▶ [Task]
From the entries below, work out the number of lines that hold the word "ремонт", and give that number alone.
* START Record list *
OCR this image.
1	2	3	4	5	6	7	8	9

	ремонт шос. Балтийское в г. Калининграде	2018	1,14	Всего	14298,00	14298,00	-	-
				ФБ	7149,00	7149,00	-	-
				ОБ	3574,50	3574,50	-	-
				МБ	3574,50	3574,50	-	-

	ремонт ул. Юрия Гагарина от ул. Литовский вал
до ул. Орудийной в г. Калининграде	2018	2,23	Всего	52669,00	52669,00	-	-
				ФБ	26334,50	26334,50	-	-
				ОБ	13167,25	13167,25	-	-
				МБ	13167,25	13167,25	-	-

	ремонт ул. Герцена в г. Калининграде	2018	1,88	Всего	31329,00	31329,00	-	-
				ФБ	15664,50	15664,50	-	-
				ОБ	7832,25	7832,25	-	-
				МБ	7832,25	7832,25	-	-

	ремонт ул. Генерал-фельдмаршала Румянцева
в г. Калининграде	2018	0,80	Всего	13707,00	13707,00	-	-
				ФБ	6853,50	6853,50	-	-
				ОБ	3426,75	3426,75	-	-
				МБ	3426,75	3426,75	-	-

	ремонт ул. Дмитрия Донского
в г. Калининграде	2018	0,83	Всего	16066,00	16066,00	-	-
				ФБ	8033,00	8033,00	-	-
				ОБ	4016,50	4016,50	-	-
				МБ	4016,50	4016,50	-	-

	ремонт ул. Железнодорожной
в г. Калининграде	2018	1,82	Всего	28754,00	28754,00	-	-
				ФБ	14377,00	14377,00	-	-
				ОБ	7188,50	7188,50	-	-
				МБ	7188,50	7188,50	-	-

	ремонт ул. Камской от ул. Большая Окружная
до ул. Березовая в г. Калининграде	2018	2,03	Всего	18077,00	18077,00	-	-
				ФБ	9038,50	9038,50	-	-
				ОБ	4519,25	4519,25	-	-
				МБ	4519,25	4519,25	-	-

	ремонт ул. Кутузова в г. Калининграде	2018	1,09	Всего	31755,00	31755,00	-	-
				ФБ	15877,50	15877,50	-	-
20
* END Record list *
▶ [Result of the task]
8